● **OBJECTIVE**:
Pull every "interface" line out of the data below.

(Collection entries)
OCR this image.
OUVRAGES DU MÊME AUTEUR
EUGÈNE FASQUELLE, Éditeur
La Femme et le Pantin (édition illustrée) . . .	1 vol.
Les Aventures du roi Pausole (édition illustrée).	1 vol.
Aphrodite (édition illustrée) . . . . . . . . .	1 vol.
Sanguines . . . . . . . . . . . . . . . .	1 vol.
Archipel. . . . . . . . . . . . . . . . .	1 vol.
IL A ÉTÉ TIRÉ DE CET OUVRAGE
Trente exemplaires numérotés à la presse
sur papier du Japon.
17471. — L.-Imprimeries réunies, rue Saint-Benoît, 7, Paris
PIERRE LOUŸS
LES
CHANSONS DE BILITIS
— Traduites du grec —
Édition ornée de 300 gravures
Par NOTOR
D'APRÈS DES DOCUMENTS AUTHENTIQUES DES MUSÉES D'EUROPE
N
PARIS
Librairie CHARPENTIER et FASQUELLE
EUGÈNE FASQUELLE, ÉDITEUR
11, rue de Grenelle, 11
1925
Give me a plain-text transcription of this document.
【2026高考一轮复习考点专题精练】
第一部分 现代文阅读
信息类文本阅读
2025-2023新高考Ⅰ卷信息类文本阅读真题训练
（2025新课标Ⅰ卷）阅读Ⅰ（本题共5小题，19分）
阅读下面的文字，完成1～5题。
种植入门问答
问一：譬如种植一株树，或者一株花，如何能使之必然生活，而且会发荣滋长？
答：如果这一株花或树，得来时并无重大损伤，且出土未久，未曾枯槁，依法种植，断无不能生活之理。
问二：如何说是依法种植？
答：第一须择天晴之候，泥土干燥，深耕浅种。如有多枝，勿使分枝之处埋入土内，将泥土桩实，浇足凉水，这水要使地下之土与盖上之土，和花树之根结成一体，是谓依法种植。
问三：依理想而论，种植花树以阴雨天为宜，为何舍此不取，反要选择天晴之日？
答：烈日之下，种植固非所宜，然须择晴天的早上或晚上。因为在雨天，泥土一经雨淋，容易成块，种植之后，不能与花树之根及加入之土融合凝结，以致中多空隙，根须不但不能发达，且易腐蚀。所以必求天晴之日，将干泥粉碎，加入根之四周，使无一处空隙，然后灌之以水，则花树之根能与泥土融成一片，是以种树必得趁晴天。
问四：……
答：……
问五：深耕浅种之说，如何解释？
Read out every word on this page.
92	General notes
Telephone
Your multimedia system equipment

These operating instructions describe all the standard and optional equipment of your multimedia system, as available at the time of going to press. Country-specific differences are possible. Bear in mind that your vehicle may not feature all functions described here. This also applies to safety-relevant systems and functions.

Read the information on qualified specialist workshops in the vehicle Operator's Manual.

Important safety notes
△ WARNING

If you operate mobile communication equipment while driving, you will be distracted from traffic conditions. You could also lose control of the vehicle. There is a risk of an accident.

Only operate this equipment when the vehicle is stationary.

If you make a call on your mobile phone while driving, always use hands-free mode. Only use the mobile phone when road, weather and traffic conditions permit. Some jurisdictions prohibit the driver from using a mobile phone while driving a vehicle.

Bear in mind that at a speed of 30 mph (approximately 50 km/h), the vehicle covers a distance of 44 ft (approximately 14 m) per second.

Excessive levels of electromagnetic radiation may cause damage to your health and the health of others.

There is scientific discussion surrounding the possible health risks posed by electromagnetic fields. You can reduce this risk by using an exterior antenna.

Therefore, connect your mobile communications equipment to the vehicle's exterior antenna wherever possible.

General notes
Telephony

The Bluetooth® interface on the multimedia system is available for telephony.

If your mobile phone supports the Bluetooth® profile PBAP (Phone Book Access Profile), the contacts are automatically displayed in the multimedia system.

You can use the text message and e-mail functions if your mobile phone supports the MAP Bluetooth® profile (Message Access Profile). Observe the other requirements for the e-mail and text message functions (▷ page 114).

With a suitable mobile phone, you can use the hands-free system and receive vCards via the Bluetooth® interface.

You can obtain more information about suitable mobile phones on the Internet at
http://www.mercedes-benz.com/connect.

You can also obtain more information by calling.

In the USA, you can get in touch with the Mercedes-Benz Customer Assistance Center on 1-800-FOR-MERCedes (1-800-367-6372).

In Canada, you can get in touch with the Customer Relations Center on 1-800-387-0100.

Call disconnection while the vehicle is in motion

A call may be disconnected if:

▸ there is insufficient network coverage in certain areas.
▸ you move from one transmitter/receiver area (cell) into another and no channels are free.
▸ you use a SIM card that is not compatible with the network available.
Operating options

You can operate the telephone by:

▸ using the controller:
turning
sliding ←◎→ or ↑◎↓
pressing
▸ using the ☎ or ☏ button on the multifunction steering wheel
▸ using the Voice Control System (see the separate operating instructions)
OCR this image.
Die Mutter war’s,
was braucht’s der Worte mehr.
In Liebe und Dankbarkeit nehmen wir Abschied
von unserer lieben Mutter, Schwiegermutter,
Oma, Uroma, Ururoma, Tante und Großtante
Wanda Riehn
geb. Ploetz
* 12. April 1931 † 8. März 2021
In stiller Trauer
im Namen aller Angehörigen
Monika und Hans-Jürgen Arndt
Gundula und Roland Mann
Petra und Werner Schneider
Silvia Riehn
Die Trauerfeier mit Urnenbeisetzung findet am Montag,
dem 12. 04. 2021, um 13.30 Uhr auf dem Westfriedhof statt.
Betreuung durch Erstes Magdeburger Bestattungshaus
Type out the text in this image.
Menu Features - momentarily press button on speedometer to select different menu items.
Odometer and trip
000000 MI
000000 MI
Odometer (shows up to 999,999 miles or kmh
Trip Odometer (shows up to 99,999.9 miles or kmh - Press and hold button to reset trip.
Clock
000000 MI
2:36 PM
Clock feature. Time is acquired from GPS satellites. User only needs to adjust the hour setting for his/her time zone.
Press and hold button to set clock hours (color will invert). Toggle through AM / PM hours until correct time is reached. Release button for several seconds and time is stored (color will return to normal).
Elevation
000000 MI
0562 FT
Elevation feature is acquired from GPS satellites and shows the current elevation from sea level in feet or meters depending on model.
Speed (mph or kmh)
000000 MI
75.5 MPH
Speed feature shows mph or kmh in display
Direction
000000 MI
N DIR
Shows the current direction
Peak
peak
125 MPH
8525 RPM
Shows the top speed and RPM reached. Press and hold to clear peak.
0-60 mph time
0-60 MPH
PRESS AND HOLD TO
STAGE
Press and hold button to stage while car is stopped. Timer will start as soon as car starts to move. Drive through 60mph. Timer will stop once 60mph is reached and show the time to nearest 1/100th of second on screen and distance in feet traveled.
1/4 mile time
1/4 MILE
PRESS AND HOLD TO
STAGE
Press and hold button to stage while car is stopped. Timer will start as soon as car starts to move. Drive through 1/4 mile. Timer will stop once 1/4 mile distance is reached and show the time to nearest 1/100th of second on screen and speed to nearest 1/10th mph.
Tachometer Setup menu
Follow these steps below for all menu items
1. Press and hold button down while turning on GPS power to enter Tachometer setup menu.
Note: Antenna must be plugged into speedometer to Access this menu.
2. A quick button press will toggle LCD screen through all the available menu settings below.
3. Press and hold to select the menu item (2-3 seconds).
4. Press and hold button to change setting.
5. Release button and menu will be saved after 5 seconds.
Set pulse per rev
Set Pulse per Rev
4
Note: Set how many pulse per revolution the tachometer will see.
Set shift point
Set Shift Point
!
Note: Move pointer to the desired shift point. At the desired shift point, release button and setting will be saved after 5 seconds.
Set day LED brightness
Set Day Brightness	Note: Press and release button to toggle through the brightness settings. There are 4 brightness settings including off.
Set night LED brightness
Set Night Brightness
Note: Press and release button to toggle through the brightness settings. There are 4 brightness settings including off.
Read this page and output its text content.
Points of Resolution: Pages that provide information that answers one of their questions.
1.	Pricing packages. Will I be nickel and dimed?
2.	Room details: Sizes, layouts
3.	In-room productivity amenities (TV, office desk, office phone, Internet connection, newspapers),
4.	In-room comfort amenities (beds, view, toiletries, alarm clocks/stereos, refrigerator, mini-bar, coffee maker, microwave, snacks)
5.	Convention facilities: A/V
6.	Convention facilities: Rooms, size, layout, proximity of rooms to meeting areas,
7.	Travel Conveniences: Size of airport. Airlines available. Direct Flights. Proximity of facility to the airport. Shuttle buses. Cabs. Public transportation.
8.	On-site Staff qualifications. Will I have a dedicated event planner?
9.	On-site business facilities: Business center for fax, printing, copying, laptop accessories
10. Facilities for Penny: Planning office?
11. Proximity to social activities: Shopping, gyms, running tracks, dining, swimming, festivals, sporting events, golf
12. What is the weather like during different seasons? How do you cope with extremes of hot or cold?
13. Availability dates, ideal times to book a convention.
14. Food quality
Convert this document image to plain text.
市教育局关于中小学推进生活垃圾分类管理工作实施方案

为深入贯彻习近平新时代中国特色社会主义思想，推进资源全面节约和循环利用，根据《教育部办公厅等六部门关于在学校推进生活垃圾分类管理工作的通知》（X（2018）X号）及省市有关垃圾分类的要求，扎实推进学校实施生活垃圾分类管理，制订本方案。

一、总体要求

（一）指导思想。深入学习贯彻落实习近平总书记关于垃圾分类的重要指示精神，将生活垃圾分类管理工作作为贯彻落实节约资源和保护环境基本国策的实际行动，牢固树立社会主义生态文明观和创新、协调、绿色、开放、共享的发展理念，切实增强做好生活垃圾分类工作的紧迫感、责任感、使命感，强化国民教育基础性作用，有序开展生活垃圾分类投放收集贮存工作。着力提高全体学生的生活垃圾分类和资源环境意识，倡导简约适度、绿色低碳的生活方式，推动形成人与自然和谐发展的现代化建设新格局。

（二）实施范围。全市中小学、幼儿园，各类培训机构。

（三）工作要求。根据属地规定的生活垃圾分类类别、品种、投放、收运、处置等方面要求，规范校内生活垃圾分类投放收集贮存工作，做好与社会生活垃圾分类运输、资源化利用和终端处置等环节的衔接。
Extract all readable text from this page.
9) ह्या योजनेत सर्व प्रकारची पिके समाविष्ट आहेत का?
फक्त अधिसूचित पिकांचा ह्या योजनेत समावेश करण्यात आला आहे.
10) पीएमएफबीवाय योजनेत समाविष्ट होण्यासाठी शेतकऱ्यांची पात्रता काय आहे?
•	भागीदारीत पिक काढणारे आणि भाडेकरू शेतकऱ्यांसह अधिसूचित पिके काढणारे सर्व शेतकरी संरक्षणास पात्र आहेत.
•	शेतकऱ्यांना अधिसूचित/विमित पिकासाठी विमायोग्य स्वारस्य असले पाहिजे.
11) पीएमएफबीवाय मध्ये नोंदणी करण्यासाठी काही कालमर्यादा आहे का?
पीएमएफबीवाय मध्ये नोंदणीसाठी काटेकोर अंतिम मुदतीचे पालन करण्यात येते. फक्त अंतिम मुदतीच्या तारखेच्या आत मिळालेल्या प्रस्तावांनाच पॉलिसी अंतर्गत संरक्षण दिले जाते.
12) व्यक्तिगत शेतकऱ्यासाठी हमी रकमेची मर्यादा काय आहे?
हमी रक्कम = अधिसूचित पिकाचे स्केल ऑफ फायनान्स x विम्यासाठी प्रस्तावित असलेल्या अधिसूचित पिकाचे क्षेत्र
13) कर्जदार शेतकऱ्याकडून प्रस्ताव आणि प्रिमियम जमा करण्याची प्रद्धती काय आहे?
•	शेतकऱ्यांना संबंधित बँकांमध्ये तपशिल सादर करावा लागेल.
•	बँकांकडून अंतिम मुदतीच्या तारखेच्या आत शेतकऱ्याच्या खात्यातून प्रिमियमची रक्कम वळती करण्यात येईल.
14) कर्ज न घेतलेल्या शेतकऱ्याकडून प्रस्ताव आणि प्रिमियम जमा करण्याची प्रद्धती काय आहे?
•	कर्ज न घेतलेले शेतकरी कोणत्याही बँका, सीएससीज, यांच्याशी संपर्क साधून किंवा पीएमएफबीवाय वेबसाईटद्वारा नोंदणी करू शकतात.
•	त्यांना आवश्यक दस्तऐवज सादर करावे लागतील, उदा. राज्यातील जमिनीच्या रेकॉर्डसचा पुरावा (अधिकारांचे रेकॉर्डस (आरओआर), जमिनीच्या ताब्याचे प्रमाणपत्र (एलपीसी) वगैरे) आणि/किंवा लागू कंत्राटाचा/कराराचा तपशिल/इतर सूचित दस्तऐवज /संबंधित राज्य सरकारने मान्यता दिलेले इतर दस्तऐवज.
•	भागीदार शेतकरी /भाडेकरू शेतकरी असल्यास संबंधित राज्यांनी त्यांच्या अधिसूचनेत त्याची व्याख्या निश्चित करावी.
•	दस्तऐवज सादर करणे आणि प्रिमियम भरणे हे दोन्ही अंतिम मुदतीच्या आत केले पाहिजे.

● **THE REPLY**:
The Bluetooth® interface on the multimedia system is available for telephony.
With a suitable mobile phone, you can use the hands-free system and receive vCards via the Bluetooth® interface.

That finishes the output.